▶ **DATA ROWS**:
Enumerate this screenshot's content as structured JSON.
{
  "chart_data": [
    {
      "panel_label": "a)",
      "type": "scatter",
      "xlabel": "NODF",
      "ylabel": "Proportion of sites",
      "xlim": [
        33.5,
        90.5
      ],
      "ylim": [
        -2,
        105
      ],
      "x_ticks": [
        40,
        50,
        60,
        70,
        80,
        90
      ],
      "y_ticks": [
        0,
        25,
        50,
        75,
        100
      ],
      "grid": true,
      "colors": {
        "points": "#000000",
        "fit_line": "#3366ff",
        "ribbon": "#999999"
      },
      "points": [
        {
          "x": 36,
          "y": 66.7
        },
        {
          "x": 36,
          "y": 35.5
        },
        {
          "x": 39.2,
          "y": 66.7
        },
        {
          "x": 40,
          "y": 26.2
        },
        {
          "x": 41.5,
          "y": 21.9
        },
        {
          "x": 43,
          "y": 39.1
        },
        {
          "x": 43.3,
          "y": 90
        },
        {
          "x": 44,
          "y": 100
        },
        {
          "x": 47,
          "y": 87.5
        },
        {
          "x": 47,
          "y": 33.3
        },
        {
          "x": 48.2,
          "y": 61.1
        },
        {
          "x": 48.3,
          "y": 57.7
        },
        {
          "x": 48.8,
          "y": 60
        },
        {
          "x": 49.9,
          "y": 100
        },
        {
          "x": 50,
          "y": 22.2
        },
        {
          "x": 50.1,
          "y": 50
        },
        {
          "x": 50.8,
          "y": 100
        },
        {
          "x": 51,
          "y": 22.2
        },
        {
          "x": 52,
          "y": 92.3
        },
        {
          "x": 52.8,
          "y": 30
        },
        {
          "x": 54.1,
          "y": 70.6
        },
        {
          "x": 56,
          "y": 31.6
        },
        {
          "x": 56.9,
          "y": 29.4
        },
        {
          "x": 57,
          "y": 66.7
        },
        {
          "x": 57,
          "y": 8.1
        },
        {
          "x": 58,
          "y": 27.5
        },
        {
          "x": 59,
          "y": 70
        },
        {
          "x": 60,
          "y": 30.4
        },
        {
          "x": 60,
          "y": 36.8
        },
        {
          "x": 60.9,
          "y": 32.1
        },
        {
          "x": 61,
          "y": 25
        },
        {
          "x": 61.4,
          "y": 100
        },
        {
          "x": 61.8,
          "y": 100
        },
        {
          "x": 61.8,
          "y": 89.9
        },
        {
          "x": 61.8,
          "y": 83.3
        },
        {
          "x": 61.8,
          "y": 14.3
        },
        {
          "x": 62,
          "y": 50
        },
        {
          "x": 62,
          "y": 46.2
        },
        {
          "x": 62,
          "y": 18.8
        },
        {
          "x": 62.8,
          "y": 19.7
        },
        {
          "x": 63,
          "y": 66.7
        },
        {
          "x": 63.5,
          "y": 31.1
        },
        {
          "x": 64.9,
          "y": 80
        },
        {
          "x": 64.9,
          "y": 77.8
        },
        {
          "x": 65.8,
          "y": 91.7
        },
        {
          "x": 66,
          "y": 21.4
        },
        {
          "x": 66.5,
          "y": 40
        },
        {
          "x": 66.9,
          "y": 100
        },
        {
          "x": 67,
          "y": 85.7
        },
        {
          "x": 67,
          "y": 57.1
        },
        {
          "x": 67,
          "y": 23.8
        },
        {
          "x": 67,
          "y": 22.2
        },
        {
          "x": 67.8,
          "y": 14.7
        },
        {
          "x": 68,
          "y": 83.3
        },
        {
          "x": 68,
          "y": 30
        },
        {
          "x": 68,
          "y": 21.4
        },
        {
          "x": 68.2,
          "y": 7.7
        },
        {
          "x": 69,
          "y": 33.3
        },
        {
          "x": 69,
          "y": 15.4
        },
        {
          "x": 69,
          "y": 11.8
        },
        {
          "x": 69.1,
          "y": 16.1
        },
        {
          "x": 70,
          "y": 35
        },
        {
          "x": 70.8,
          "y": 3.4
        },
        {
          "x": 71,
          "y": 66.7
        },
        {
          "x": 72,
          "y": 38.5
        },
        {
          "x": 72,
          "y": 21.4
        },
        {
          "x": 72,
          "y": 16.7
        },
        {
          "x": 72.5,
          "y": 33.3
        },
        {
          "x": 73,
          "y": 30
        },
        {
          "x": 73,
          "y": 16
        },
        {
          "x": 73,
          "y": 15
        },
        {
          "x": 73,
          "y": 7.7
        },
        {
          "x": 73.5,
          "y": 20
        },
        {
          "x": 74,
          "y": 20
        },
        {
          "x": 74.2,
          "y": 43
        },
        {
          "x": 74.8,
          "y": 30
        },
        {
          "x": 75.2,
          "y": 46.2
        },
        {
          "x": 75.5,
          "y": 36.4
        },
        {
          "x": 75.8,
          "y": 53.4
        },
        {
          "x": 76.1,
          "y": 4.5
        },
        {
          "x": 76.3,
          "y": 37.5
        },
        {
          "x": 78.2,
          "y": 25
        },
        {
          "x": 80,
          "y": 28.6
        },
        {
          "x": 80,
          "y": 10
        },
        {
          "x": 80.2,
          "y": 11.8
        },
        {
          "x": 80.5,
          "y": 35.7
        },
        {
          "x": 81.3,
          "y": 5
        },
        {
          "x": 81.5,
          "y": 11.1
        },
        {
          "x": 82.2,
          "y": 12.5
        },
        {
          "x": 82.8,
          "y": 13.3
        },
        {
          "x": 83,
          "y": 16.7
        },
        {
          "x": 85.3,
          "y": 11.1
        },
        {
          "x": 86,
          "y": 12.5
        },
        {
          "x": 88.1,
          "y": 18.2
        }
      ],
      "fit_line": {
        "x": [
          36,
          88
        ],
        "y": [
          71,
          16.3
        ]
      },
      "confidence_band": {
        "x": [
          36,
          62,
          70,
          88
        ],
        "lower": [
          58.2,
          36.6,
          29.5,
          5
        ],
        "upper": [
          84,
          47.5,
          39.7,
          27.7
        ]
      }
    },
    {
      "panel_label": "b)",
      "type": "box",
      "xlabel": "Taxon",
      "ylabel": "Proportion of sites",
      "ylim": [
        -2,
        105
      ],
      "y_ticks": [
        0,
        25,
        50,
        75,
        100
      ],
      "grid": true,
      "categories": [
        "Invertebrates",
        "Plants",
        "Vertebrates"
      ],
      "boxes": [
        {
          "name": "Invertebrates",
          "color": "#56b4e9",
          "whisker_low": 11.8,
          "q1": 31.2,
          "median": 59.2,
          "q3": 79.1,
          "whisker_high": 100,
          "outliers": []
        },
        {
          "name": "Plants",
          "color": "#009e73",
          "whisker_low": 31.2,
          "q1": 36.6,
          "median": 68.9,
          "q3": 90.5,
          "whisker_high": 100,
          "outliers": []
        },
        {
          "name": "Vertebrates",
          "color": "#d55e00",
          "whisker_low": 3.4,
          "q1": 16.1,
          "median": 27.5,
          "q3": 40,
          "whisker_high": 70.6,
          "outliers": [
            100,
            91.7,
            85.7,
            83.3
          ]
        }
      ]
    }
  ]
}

▶ **YOUR GOAL**:
Quote the entire listing above exactly.

▶ **THE OUTPUT**:
Enumerate this screenshot's content as structured JSON.
{
  "chart_data": [
    {
      "panel_label": "a)",
      "type": "scatter",
      "xlabel": "NODF",
      "ylabel": "Proportion of sites",
      "xlim": [
        33.5,
        90.5
      ],
      "ylim": [
        -2,
        105
      ],
      "x_ticks": [
        40,
        50,
        60,
        70,
        80,
        90
      ],
      "y_ticks": [
        0,
        25,
        50,
        75,
        100
      ],
      "grid": true,
      "colors": {
        "points": "#000000",
        "fit_line": "#3366ff",
        "ribbon": "#999999"
      },
      "points": [
        {
          "x": 36,
          "y": 66.7
        },
        {
          "x": 36,
          "y": 35.5
        },
        {
          "x": 39.2,
          "y": 66.7
        },
        {
          "x": 40,
          "y": 26.2
        },
        {
          "x": 41.5,
          "y": 21.9
        },
        {
          "x": 43,
          "y": 39.1
        },
        {
          "x": 43.3,
          "y": 90
        },
        {
          "x": 44,
          "y": 100
        },
        {
          "x": 47,
          "y": 87.5
        },
        {
          "x": 47,
          "y": 33.3
        },
        {
          "x": 48.2,
          "y": 61.1
        },
        {
          "x": 48.3,
          "y": 57.7
        },
        {
          "x": 48.8,
          "y": 60
        },
        {
          "x": 49.9,
          "y": 100
        },
        {
          "x": 50,
          "y": 22.2
        },
        {
          "x": 50.1,
          "y": 50
        },
        {
          "x": 50.8,
          "y": 100
        },
        {
          "x": 51,
          "y": 22.2
        },
        {
          "x": 52,
          "y": 92.3
        },
        {
          "x": 52.8,
          "y": 30
        },
        {
          "x": 54.1,
          "y": 70.6
        },
        {
          "x": 56,
          "y": 31.6
        },
        {
          "x": 56.9,
          "y": 29.4
        },
        {
          "x": 57,
          "y": 66.7
        },
        {
          "x": 57,
          "y": 8.1
        },
        {
          "x": 58,
          "y": 27.5
        },
        {
          "x": 59,
          "y": 70
        },
        {
          "x": 60,
          "y": 30.4
        },
        {
          "x": 60,
          "y": 36.8
        },
        {
          "x": 60.9,
          "y": 32.1
        },
        {
          "x": 61,
          "y": 25
        },
        {
          "x": 61.4,
          "y": 100
        },
        {
          "x": 61.8,
          "y": 100
        },
        {
          "x": 61.8,
          "y": 89.9
        },
        {
          "x": 61.8,
          "y": 83.3
        },
        {
          "x": 61.8,
          "y": 14.3
        },
        {
          "x": 62,
          "y": 50
        },
        {
          "x": 62,
          "y": 46.2
        },
        {
          "x": 62,
          "y": 18.8
        },
        {
          "x": 62.8,
          "y": 19.7
        },
        {
          "x": 63,
          "y": 66.7
        },
        {
          "x": 63.5,
          "y": 31.1
        },
        {
          "x": 64.9,
          "y": 80
        },
        {
          "x": 64.9,
          "y": 77.8
        },
        {
          "x": 65.8,
          "y": 91.7
        },
        {
          "x": 66,
          "y": 21.4
        },
        {
          "x": 66.5,
          "y": 40
        },
        {
          "x": 66.9,
          "y": 100
        },
        {
          "x": 67,
          "y": 85.7
        },
        {
          "x": 67,
          "y": 57.1
        },
        {
          "x": 67,
          "y": 23.8
        },
        {
          "x": 67,
          "y": 22.2
        },
        {
          "x": 67.8,
          "y": 14.7
        },
        {
          "x": 68,
          "y": 83.3
        },
        {
          "x": 68,
          "y": 30
        },
        {
          "x": 68,
          "y": 21.4
        },
        {
          "x": 68.2,
          "y": 7.7
        },
        {
          "x": 69,
          "y": 33.3
        },
        {
          "x": 69,
          "y": 15.4
        },
        {
          "x": 69,
          "y": 11.8
        },
        {
          "x": 69.1,
          "y": 16.1
        },
        {
          "x": 70,
          "y": 35
        },
        {
          "x": 70.8,
          "y": 3.4
        },
        {
          "x": 71,
          "y": 66.7
        },
        {
          "x": 72,
          "y": 38.5
        },
        {
          "x": 72,
          "y": 21.4
        },
        {
          "x": 72,
          "y": 16.7
        },
        {
          "x": 72.5,
          "y": 33.3
        },
        {
          "x": 73,
          "y": 30
        },
        {
          "x": 73,
          "y": 16
        },
        {
          "x": 73,
          "y": 15
        },
        {
          "x": 73,
          "y": 7.7
        },
        {
          "x": 73.5,
          "y": 20
        },
        {
          "x": 74,
          "y": 20
        },
        {
          "x": 74.2,
          "y": 43
        },
        {
          "x": 74.8,
          "y": 30
        },
        {
          "x": 75.2,
          "y": 46.2
        },
        {
          "x": 75.5,
          "y": 36.4
        },
        {
          "x": 75.8,
          "y": 53.4
        },
        {
          "x": 76.1,
          "y": 4.5
        },
        {
          "x": 76.3,
          "y": 37.5
        },
        {
          "x": 78.2,
          "y": 25
        },
        {
          "x": 80,
          "y": 28.6
        },
        {
          "x": 80,
          "y": 10
        },
        {
          "x": 80.2,
          "y": 11.8
        },
        {
          "x": 80.5,
          "y": 35.7
        },
        {
          "x": 81.3,
          "y": 5
        },
        {
          "x": 81.5,
          "y": 11.1
        },
        {
          "x": 82.2,
          "y": 12.5
        },
        {
          "x": 82.8,
          "y": 13.3
        },
        {
          "x": 83,
          "y": 16.7
        },
        {
          "x": 85.3,
          "y": 11.1
        },
        {
          "x": 86,
          "y": 12.5
        },
        {
          "x": 88.1,
          "y": 18.2
        }
      ],
      "fit_line": {
        "x": [
          36,
          88
        ],
        "y": [
          71,
          16.3
        ]
      },
      "confidence_band": {
        "x": [
          36,
          62,
          70,
          88
        ],
        "lower": [
          58.2,
          36.6,
          29.5,
          5
        ],
        "upper": [
          84,
          47.5,
          39.7,
          27.7
        ]
      }
    },
    {
      "panel_label": "b)",
      "type": "box",
      "xlabel": "Taxon",
      "ylabel": "Proportion of sites",
      "ylim": [
        -2,
        105
      ],
      "y_ticks": [
        0,
        25,
        50,
        75,
        100
      ],
      "grid": true,
      "categories": [
        "Invertebrates",
        "Plants",
        "Vertebrates"
      ],
      "boxes": [
        {
          "name": "Invertebrates",
          "color": "#56b4e9",
          "whisker_low": 11.8,
          "q1": 31.2,
          "median": 59.2,
          "q3": 79.1,
          "whisker_high": 100,
          "outliers": []
        },
        {
          "name": "Plants",
          "color": "#009e73",
          "whisker_low": 31.2,
          "q1": 36.6,
          "median": 68.9,
          "q3": 90.5,
          "whisker_high": 100,
          "outliers": []
        },
        {
          "name": "Vertebrates",
          "color": "#d55e00",
          "whisker_low": 3.4,
          "q1": 16.1,
          "median": 27.5,
          "q3": 40,
          "whisker_high": 70.6,
          "outliers": [
            100,
            91.7,
            85.7,
            83.3
          ]
        }
      ]
    }
  ]
}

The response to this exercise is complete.